Given problem — Scan the records below. List lines holding "have".

Data rows —
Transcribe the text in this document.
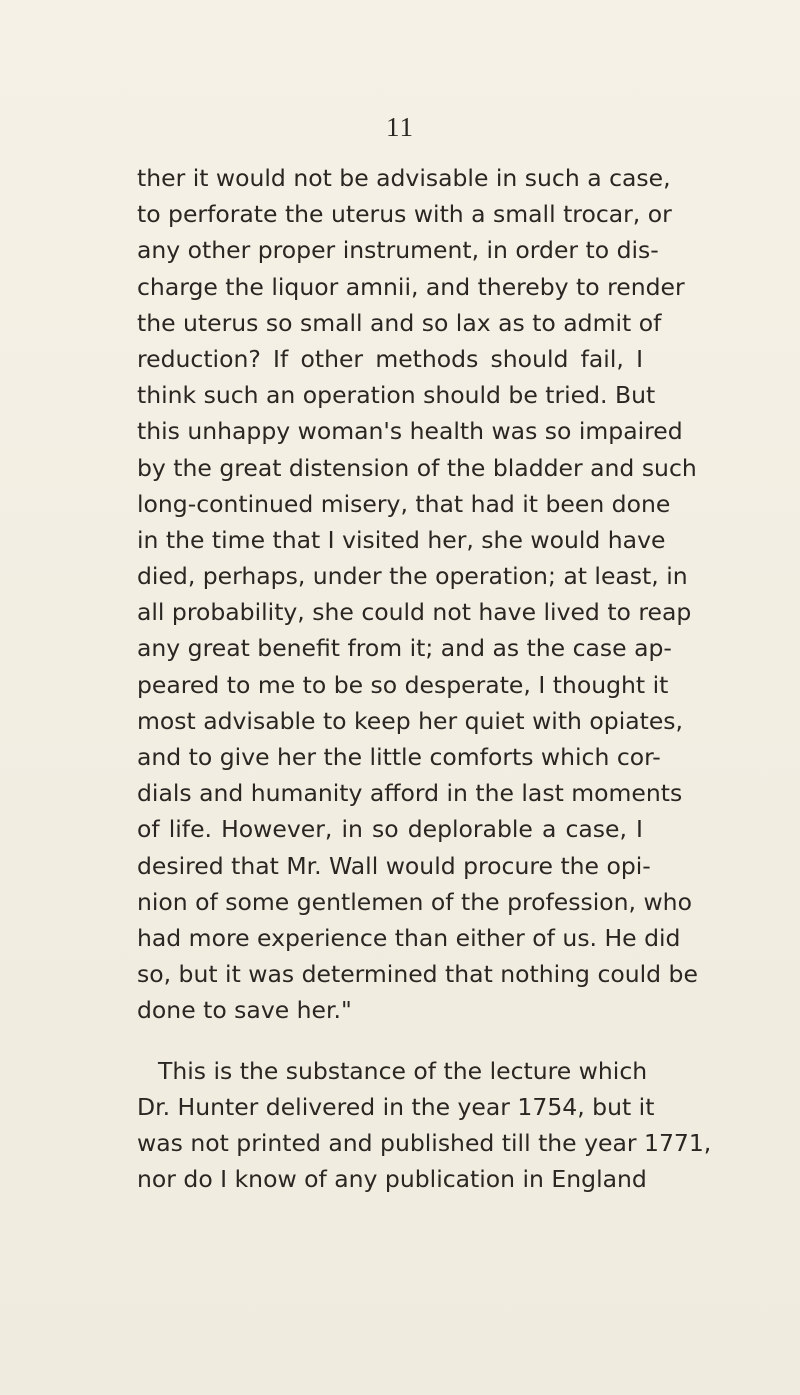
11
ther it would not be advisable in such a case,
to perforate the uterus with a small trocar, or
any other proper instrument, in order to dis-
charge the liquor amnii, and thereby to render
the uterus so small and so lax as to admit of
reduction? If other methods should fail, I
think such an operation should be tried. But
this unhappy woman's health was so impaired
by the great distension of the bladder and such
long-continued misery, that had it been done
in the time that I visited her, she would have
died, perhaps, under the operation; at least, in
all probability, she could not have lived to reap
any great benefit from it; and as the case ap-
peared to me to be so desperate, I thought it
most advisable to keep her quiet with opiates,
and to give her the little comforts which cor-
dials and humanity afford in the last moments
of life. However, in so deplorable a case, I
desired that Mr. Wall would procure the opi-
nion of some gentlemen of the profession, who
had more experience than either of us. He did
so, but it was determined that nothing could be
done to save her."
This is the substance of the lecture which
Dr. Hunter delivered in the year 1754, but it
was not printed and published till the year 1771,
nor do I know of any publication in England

Full response —
in the time that I visited her, she would have
all probability, she could not have lived to reap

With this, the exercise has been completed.